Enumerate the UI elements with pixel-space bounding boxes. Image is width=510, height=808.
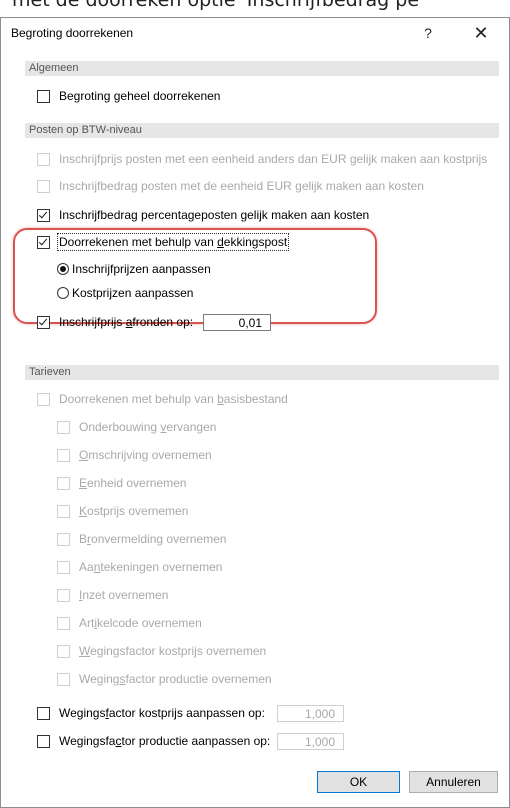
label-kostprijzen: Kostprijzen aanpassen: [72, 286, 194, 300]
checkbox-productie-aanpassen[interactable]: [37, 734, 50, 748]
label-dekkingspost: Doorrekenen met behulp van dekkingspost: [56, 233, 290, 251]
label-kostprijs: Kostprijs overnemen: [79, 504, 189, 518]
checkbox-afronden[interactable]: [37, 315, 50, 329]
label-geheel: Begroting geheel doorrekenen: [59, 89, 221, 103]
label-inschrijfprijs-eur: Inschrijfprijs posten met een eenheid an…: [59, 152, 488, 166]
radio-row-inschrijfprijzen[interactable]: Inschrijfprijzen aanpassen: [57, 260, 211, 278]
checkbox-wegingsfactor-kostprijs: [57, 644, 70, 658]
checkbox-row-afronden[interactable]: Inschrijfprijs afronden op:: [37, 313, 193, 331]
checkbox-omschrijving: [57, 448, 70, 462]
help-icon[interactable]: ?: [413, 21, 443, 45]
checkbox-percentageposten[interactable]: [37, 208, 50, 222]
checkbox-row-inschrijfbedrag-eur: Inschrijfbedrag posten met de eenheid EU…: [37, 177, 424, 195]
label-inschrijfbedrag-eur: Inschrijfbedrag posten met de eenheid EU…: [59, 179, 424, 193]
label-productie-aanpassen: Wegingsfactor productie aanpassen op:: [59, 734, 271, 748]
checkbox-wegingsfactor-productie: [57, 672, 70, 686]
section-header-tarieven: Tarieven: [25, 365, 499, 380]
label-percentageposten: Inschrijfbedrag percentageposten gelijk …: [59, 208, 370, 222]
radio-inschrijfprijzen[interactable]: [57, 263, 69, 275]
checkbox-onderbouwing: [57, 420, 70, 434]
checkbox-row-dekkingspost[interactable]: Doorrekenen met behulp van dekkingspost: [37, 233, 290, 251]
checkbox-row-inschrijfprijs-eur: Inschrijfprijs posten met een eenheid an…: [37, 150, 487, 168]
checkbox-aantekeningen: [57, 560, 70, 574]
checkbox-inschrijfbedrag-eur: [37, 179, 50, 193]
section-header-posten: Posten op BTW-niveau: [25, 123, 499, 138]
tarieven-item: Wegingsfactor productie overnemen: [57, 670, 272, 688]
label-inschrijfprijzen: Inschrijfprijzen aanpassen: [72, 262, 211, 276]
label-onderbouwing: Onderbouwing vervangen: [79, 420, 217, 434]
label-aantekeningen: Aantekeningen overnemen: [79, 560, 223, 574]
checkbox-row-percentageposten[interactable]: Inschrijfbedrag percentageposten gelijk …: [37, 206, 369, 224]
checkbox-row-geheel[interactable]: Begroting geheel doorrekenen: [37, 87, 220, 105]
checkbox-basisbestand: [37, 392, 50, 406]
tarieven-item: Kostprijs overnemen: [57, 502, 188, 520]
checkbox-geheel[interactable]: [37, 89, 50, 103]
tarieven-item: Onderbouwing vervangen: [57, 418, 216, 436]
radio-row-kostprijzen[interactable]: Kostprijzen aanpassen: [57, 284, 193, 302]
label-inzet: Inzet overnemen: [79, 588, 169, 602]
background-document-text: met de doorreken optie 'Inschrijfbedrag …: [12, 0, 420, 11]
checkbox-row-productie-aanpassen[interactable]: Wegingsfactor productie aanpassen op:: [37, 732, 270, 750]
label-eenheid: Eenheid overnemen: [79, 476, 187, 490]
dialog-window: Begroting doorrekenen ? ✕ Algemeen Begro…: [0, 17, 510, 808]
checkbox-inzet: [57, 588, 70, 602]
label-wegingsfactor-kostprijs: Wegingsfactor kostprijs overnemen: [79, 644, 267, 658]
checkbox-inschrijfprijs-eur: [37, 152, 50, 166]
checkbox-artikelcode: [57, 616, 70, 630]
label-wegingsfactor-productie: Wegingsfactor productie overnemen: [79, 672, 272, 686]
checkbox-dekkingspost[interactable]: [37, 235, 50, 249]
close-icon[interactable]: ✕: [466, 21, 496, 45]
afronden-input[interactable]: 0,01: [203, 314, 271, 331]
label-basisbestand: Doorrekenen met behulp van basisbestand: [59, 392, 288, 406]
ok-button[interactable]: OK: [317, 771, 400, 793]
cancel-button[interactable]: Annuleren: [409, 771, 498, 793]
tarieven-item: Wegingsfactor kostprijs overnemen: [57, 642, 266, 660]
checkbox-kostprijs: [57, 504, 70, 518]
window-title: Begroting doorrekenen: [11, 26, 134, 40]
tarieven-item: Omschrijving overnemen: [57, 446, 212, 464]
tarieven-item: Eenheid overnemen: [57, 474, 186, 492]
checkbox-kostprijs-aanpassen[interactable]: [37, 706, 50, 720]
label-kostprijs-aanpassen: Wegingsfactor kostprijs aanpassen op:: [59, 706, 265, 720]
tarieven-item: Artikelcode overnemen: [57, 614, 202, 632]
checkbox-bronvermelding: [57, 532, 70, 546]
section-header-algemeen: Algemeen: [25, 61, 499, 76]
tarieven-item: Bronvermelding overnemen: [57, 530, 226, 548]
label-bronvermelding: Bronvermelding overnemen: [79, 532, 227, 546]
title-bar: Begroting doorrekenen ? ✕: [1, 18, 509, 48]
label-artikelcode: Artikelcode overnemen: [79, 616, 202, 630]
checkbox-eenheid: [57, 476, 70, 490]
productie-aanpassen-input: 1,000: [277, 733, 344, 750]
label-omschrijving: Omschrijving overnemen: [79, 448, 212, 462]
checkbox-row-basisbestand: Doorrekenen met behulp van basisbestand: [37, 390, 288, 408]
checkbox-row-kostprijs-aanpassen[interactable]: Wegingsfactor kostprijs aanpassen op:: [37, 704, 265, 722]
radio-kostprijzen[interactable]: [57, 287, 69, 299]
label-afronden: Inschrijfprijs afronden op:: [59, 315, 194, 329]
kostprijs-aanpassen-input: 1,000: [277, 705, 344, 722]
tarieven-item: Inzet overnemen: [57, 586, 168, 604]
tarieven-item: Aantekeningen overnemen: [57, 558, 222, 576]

---

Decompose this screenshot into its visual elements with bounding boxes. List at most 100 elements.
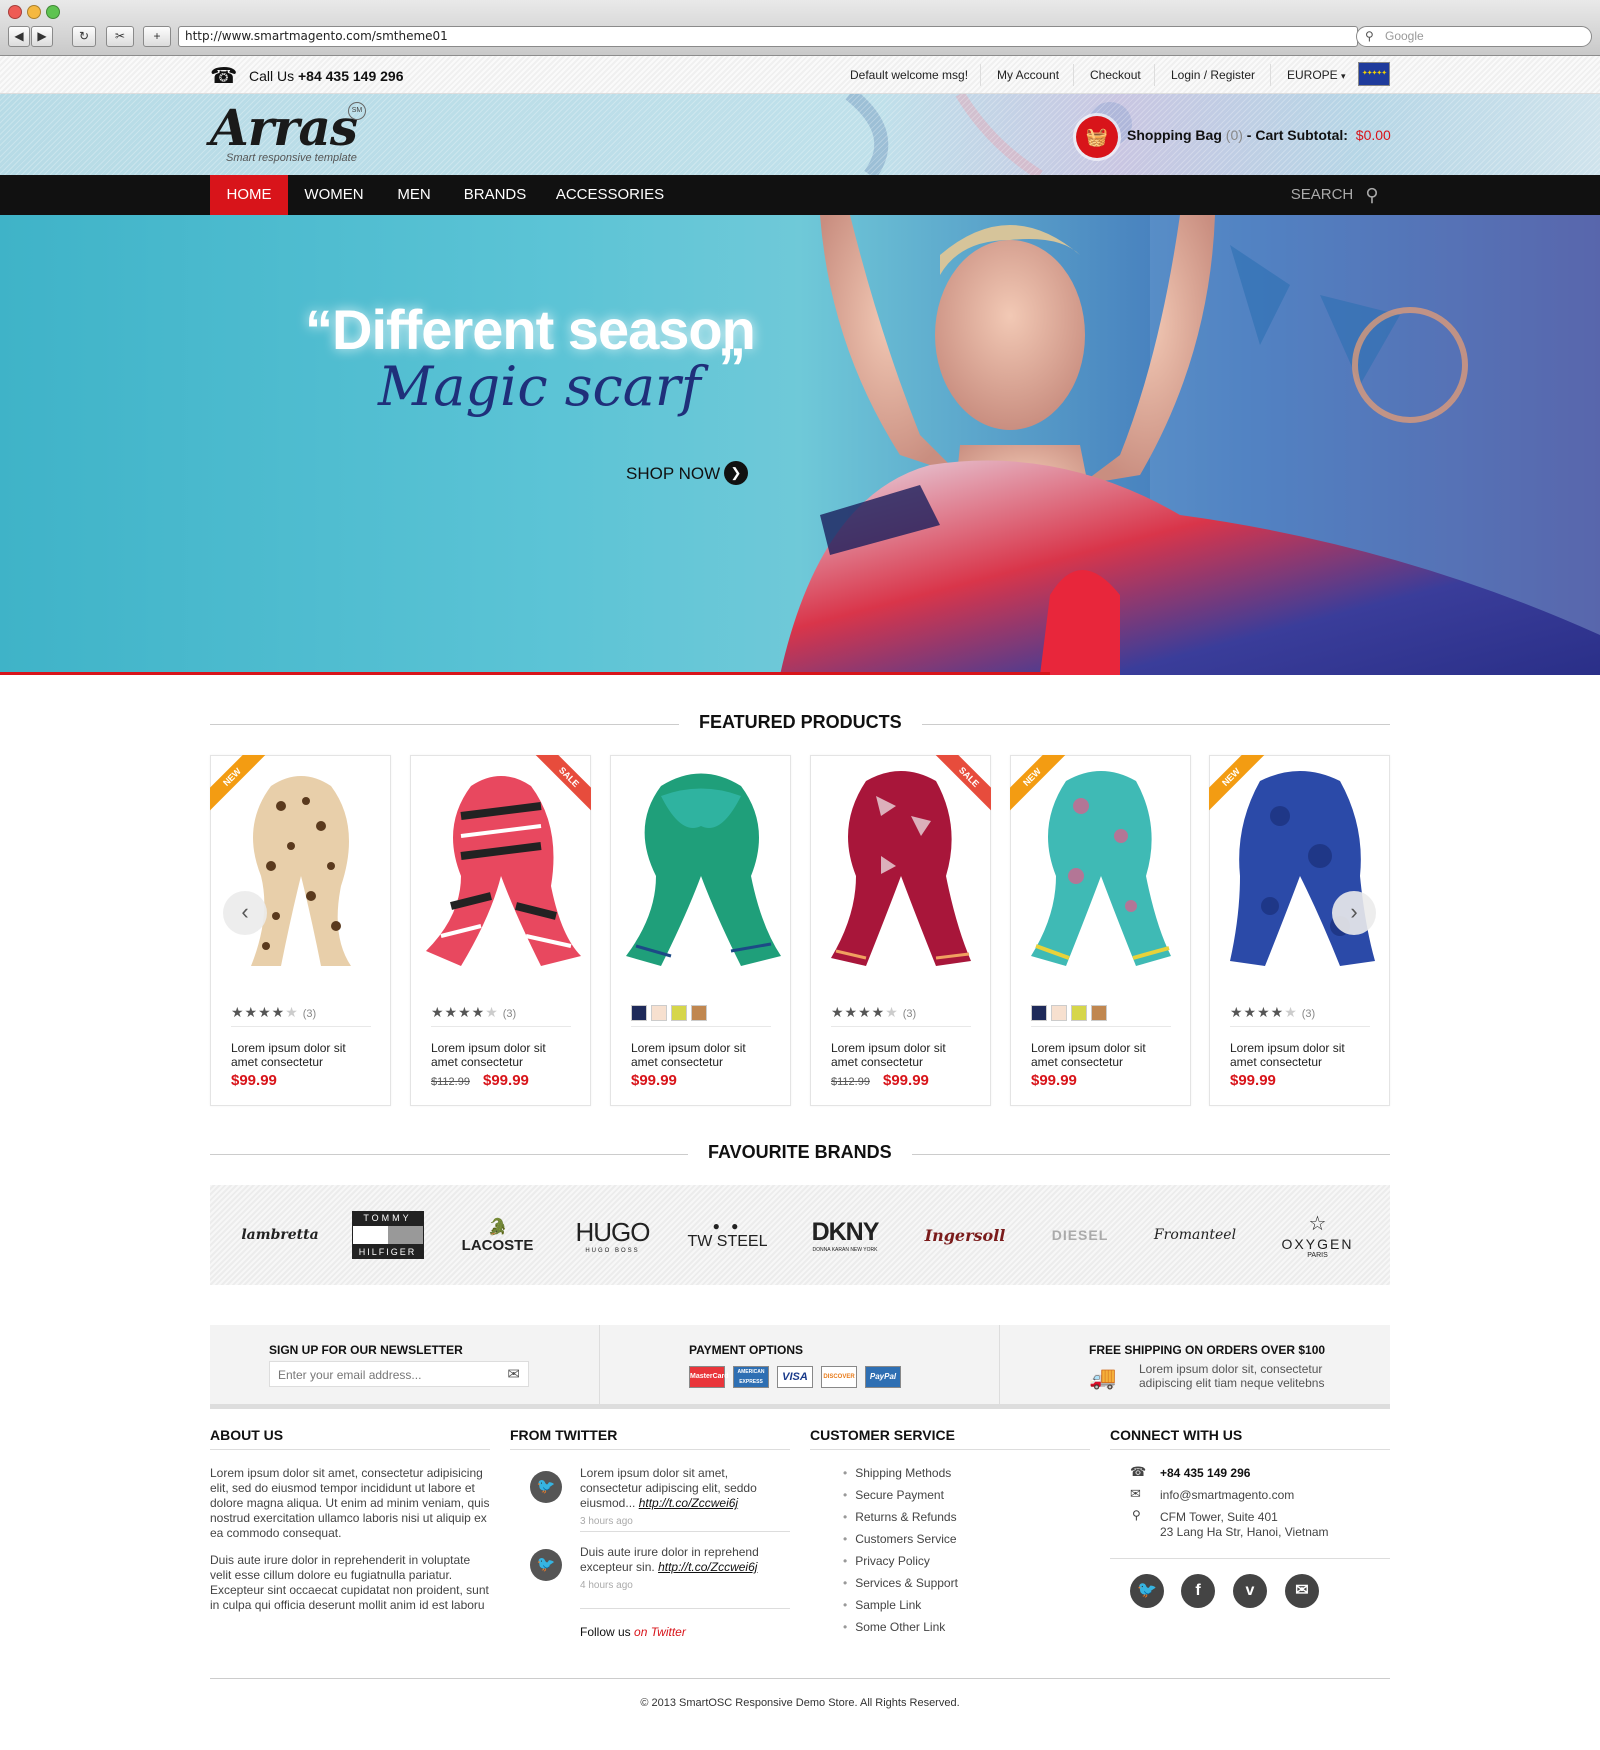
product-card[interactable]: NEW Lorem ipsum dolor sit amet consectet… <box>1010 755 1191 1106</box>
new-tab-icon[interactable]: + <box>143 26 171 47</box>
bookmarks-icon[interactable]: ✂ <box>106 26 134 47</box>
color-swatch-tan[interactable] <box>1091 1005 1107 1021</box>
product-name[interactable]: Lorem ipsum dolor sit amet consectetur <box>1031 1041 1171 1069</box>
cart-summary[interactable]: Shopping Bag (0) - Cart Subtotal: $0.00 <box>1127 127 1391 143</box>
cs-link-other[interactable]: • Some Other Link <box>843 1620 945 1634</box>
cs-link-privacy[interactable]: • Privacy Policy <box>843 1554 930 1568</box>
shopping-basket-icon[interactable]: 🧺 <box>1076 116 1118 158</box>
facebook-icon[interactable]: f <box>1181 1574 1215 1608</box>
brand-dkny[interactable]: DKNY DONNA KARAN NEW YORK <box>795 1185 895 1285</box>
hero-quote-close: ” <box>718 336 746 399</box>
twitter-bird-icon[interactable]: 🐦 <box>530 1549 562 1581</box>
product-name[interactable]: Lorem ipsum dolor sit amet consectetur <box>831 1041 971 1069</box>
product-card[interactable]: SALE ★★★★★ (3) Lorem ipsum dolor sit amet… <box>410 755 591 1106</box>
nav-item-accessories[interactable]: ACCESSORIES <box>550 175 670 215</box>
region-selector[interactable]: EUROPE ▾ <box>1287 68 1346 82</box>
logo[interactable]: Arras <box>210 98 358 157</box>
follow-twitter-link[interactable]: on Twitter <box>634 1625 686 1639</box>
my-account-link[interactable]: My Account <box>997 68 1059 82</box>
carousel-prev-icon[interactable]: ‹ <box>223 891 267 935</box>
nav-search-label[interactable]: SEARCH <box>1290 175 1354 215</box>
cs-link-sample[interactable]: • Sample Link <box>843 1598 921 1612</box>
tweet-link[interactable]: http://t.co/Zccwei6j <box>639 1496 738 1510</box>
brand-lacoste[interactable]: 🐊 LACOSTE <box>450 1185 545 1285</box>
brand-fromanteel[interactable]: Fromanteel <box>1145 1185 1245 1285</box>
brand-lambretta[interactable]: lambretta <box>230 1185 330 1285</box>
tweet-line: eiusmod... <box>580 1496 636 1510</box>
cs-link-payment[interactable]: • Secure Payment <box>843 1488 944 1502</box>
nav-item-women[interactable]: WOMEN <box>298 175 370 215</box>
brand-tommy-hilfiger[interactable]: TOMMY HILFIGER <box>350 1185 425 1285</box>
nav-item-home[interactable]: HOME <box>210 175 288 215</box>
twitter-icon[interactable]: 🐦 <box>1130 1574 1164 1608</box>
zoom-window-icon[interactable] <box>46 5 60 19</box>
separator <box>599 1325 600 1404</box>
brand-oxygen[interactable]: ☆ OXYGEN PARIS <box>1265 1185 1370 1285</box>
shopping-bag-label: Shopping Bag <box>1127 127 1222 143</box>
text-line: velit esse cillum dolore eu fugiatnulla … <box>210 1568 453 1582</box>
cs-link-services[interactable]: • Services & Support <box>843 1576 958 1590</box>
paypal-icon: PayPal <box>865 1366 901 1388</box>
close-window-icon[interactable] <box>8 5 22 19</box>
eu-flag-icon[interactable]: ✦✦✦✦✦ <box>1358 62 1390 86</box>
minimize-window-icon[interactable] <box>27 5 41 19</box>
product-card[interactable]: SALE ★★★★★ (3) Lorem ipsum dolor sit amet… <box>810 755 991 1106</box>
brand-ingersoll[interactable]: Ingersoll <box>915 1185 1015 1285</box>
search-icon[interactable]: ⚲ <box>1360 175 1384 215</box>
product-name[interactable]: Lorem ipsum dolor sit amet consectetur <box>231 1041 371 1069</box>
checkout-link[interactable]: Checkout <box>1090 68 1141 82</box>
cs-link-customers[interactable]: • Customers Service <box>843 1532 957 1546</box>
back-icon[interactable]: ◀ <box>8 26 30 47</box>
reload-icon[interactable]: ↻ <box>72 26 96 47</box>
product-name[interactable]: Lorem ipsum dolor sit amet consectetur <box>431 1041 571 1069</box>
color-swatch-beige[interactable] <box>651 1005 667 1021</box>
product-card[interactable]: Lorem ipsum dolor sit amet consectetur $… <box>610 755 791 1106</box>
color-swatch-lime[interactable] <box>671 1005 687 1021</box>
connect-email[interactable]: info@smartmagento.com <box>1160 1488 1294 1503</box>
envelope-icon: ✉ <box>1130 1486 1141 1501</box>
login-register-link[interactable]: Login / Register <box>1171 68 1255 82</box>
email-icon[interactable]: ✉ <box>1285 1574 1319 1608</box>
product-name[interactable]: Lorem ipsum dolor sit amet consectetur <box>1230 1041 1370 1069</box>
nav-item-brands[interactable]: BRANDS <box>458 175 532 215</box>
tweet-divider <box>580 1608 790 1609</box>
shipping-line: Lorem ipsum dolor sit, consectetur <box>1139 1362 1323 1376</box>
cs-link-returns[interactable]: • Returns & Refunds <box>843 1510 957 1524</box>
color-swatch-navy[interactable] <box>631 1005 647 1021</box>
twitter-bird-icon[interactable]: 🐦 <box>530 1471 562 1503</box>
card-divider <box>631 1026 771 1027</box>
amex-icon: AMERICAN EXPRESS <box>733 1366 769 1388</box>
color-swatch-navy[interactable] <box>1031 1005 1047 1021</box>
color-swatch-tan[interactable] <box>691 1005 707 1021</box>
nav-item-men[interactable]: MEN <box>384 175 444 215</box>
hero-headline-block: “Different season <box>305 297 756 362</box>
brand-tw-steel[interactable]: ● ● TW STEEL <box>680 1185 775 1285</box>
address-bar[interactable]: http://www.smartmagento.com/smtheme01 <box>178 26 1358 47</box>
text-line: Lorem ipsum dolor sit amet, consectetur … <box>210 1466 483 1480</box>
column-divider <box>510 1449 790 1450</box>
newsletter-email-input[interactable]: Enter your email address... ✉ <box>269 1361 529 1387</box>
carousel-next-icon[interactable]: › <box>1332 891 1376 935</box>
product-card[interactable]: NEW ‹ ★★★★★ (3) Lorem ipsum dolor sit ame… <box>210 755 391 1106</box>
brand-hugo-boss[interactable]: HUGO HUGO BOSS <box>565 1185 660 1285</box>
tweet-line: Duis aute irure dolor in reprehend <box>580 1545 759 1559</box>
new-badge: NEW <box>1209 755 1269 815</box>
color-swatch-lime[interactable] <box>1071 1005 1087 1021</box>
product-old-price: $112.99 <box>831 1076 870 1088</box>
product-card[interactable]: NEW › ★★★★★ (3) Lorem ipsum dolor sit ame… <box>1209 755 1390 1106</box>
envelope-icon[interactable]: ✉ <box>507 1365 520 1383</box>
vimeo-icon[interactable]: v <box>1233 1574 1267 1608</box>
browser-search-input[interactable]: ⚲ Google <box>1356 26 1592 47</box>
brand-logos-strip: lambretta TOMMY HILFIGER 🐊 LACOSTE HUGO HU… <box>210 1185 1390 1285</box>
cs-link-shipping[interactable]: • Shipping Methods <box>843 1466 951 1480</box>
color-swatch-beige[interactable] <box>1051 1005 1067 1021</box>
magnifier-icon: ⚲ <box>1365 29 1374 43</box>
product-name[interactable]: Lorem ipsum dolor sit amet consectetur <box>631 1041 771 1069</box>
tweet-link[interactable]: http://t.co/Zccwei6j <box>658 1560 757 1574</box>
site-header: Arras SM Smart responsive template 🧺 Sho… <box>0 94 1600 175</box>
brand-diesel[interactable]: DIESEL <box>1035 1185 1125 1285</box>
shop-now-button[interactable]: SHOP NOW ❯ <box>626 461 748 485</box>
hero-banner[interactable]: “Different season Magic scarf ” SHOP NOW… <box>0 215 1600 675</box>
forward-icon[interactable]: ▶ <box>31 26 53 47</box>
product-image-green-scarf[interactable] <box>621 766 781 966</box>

**WHAT YOU WILL DO:**
Copy the lines of data above word for word, starting at the line that contains "product-card[interactable]: NEW Lorem" and ending at the line that contains "336 746 399</box>", with both of those lines included.

**ANSWER TO THE TASK:**
product-card[interactable]: NEW Lorem ipsum dolor sit amet consectet… <box>1010 755 1191 1106</box>
new-tab-icon[interactable]: + <box>143 26 171 47</box>
bookmarks-icon[interactable]: ✂ <box>106 26 134 47</box>
color-swatch-tan[interactable] <box>1091 1005 1107 1021</box>
product-name[interactable]: Lorem ipsum dolor sit amet consectetur <box>1031 1041 1171 1069</box>
cart-summary[interactable]: Shopping Bag (0) - Cart Subtotal: $0.00 <box>1127 127 1391 143</box>
cs-link-other[interactable]: • Some Other Link <box>843 1620 945 1634</box>
cs-link-privacy[interactable]: • Privacy Policy <box>843 1554 930 1568</box>
shopping-basket-icon[interactable]: 🧺 <box>1076 116 1118 158</box>
facebook-icon[interactable]: f <box>1181 1574 1215 1608</box>
brand-dkny[interactable]: DKNY DONNA KARAN NEW YORK <box>795 1185 895 1285</box>
hero-quote-close: ” <box>718 336 746 399</box>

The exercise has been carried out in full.